Set exercise.
Transcribe the full listing exactly, and drop every picture.

▼

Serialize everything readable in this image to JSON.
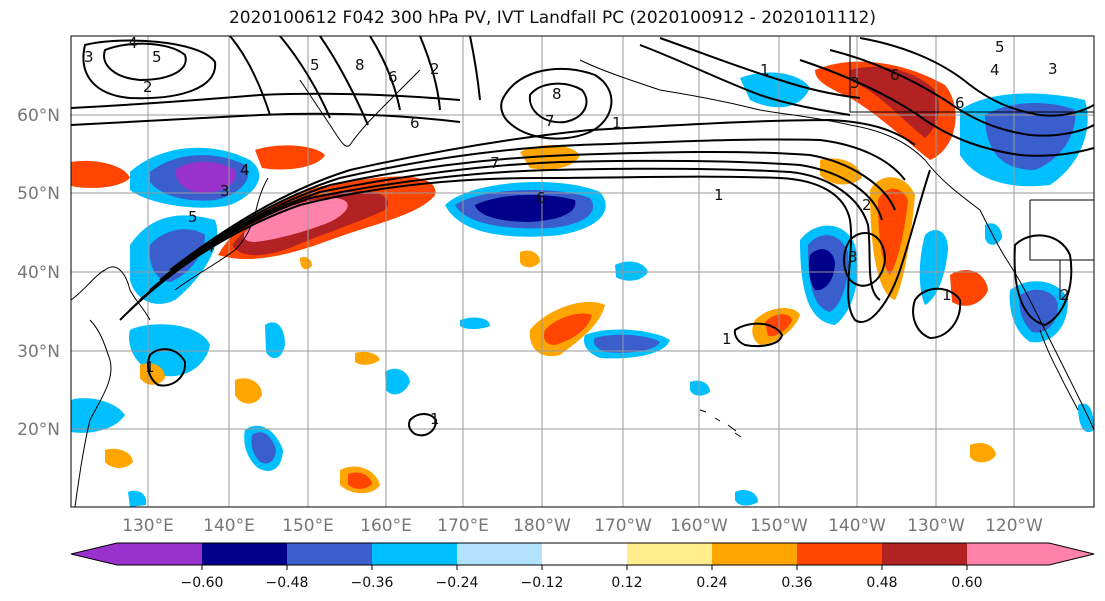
{
  "title": "2020100612 F042 300 hPa PV, IVT Landfall PC (2020100912 - 2020101112)",
  "lat_labels": [
    "60°N",
    "50°N",
    "40°N",
    "30°N",
    "20°N"
  ],
  "lon_labels": [
    "130°E",
    "140°E",
    "150°E",
    "160°E",
    "170°E",
    "180°W",
    "170°W",
    "160°W",
    "150°W",
    "140°W",
    "130°W",
    "120°W"
  ],
  "colorbar": {
    "colors": [
      "#9932CC",
      "#00008B",
      "#3A5FCD",
      "#00BFFF",
      "#B2E2FF",
      "#FFFFFF",
      "#FFEC8B",
      "#FFA500",
      "#FF4500",
      "#B22222",
      "#FF82AB"
    ],
    "tick_labels": [
      "−0.60",
      "−0.48",
      "−0.36",
      "−0.24",
      "−0.12",
      "0.12",
      "0.24",
      "0.36",
      "0.48",
      "0.60"
    ]
  },
  "contour_labels": [
    "4",
    "5",
    "3",
    "2",
    "5",
    "8",
    "6",
    "2",
    "6",
    "8",
    "7",
    "7",
    "1",
    "6",
    "3",
    "4",
    "5",
    "4",
    "1",
    "3",
    "6",
    "6",
    "5",
    "3",
    "4",
    "2",
    "3",
    "1",
    "1",
    "1",
    "1",
    "1",
    "2"
  ]
}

▲

Response.
Serialize everything readable in this image to JSON.
{
  "title": "2020100612 F042 300 hPa PV, IVT Landfall PC (2020100912 - 2020101112)",
  "lat_labels": [
    "60°N",
    "50°N",
    "40°N",
    "30°N",
    "20°N"
  ],
  "lon_labels": [
    "130°E",
    "140°E",
    "150°E",
    "160°E",
    "170°E",
    "180°W",
    "170°W",
    "160°W",
    "150°W",
    "140°W",
    "130°W",
    "120°W"
  ],
  "colorbar": {
    "colors": [
      "#9932CC",
      "#00008B",
      "#3A5FCD",
      "#00BFFF",
      "#B2E2FF",
      "#FFFFFF",
      "#FFEC8B",
      "#FFA500",
      "#FF4500",
      "#B22222",
      "#FF82AB"
    ],
    "tick_labels": [
      "−0.60",
      "−0.48",
      "−0.36",
      "−0.24",
      "−0.12",
      "0.12",
      "0.24",
      "0.36",
      "0.48",
      "0.60"
    ]
  },
  "contour_labels": [
    "4",
    "5",
    "3",
    "2",
    "5",
    "8",
    "6",
    "2",
    "6",
    "8",
    "7",
    "7",
    "1",
    "6",
    "3",
    "4",
    "5",
    "4",
    "1",
    "3",
    "6",
    "6",
    "5",
    "3",
    "4",
    "2",
    "3",
    "1",
    "1",
    "1",
    "1",
    "1",
    "2"
  ]
}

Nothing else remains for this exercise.